**Written task**
Across the entries, how many lines have the string "color" in them? Reply with only a number.

**Extracted material**
━━━━

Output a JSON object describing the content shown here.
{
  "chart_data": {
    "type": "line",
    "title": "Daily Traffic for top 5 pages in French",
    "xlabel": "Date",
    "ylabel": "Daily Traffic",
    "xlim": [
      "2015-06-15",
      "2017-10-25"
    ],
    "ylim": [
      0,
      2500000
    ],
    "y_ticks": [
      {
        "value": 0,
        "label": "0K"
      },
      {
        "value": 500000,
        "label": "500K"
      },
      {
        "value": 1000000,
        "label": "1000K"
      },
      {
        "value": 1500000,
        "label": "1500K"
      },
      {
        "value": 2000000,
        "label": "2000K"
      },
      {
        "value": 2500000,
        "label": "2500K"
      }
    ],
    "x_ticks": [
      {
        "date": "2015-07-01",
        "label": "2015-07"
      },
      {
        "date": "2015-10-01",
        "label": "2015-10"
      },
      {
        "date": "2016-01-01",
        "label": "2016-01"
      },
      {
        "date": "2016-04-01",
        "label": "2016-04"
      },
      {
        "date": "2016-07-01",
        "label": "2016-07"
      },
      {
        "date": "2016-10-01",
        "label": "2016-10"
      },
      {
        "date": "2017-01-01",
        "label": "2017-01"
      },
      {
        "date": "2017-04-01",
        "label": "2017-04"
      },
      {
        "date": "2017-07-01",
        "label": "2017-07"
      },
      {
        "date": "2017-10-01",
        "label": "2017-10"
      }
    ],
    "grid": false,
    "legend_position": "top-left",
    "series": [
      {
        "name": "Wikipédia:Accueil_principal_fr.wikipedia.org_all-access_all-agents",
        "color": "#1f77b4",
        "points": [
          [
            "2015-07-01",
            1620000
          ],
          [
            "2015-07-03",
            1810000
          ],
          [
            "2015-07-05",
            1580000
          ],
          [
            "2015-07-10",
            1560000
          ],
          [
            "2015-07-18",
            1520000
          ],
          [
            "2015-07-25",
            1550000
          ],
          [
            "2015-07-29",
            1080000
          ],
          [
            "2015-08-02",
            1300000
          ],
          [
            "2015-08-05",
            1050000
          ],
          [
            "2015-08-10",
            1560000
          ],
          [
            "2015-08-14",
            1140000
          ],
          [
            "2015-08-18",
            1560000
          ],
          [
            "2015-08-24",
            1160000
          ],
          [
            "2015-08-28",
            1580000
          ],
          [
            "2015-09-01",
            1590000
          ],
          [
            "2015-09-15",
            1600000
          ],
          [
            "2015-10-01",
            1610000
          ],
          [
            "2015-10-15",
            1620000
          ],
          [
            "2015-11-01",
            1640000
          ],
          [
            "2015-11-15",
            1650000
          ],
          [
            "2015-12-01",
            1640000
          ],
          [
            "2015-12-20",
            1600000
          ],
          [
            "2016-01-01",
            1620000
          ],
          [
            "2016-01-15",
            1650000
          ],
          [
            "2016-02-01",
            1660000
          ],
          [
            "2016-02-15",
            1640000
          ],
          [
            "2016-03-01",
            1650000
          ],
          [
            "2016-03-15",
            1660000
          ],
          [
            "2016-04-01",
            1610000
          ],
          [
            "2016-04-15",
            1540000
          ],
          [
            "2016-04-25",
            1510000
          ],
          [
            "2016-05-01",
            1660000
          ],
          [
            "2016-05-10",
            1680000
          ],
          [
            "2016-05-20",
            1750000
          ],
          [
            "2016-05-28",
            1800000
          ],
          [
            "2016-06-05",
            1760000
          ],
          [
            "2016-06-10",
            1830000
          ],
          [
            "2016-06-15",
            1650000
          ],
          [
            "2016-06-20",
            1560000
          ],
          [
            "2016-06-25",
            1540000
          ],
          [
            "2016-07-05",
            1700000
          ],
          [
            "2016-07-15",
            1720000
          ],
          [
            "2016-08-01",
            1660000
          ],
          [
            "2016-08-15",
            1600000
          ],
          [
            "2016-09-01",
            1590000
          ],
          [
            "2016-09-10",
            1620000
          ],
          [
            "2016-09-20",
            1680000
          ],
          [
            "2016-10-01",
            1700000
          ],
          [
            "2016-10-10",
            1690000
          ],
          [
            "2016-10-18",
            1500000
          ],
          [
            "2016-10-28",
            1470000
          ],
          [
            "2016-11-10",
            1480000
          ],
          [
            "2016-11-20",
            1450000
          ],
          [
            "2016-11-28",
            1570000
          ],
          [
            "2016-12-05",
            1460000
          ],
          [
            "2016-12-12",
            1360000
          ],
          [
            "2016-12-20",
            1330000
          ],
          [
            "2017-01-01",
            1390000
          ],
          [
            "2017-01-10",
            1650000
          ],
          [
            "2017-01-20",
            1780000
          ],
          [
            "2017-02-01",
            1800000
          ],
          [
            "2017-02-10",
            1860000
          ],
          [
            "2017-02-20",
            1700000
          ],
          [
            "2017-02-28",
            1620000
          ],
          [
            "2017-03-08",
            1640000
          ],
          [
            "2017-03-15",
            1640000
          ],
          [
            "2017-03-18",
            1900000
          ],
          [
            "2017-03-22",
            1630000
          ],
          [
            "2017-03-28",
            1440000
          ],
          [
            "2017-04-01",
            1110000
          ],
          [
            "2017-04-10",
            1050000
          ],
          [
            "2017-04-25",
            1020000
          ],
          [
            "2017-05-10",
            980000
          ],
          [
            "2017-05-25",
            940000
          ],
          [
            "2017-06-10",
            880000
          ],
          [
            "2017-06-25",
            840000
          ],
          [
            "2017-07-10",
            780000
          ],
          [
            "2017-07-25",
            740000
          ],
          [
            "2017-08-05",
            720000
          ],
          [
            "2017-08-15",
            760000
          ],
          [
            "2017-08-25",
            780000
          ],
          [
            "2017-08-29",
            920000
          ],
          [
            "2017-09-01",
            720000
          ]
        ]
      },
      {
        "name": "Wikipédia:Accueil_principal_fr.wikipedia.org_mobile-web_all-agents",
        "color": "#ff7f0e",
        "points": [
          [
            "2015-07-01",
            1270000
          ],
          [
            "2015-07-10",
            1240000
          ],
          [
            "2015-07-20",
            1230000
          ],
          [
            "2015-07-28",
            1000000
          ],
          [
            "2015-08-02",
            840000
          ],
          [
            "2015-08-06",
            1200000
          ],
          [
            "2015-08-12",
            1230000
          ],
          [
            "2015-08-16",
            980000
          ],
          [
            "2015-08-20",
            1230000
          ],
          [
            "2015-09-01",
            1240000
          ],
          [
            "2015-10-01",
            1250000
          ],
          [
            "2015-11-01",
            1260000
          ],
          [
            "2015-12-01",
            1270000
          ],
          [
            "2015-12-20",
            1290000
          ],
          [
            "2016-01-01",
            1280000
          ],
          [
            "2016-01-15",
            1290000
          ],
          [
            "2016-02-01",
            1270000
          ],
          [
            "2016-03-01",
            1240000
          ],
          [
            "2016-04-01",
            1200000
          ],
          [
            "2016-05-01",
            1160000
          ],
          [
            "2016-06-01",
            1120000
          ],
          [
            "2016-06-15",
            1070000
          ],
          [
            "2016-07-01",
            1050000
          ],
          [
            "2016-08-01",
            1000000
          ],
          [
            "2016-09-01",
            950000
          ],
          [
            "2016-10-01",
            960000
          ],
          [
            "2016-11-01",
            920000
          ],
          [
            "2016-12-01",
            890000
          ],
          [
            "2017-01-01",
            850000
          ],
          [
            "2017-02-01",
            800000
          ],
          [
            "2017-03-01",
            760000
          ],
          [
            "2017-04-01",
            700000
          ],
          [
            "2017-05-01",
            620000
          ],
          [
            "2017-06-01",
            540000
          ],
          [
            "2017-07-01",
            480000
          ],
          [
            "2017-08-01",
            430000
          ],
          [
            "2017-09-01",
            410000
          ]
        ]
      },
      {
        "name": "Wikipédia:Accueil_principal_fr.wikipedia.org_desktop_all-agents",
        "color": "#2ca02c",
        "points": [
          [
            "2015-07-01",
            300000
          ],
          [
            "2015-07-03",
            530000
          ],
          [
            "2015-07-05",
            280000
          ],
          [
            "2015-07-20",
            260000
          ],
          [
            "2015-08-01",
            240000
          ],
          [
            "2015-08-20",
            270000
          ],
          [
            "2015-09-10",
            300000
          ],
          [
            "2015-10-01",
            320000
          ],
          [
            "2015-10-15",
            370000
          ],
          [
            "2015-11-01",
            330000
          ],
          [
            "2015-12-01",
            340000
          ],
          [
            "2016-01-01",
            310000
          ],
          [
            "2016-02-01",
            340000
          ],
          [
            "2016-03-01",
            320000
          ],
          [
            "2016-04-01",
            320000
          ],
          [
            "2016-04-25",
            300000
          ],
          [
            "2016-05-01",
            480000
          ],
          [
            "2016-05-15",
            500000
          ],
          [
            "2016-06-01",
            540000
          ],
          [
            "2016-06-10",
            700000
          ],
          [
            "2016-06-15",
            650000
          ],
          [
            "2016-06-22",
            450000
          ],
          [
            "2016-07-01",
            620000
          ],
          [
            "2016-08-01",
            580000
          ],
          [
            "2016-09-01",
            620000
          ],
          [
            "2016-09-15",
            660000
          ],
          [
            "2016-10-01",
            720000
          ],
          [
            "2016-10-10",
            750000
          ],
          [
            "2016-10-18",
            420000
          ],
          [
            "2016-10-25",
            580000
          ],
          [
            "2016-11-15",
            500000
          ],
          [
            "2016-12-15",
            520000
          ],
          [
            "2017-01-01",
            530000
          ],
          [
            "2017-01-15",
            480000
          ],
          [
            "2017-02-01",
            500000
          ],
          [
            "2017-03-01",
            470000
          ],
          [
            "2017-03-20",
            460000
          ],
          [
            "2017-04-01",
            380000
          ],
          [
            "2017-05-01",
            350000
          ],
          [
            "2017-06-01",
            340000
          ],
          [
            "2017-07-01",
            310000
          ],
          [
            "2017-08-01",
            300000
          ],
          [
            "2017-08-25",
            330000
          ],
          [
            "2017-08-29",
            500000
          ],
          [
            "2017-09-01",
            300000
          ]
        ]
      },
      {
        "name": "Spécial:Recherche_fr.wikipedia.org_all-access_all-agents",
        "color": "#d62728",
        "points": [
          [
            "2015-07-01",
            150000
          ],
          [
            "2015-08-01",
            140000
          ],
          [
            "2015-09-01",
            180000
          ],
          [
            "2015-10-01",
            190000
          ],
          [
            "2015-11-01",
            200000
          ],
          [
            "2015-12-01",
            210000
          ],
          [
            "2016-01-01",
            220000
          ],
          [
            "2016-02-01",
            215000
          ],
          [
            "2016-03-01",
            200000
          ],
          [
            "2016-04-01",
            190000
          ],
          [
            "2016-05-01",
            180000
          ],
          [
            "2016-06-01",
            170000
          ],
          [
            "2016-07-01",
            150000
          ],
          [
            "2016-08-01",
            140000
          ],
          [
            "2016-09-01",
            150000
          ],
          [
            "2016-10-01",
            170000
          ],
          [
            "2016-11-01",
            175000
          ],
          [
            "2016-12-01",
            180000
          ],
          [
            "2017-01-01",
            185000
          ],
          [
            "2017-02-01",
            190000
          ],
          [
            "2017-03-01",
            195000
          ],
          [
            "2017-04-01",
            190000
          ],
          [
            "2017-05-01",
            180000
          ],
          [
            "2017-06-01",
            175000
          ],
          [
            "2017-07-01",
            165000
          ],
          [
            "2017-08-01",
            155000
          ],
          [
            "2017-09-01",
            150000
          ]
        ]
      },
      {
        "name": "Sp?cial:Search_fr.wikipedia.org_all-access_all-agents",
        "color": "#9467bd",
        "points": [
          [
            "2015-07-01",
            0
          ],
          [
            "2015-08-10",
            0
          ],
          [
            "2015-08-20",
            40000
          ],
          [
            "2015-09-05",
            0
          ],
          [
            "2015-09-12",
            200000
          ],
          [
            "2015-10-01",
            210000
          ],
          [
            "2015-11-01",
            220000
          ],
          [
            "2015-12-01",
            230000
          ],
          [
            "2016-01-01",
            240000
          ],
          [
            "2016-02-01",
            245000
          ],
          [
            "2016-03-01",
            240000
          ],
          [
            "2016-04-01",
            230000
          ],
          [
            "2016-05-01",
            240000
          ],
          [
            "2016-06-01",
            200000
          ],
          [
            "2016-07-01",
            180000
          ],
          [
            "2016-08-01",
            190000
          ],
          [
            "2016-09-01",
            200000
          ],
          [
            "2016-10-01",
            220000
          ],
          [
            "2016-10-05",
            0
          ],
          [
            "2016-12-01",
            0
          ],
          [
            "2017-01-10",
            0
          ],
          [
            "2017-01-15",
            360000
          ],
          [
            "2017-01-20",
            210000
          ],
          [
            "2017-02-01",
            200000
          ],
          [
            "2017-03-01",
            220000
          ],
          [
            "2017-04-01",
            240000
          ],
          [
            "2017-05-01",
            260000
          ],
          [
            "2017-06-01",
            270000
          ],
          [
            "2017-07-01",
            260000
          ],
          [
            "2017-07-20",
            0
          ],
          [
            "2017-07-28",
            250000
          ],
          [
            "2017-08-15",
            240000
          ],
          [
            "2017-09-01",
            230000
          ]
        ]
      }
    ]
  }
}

━━━━

**Written answer**
5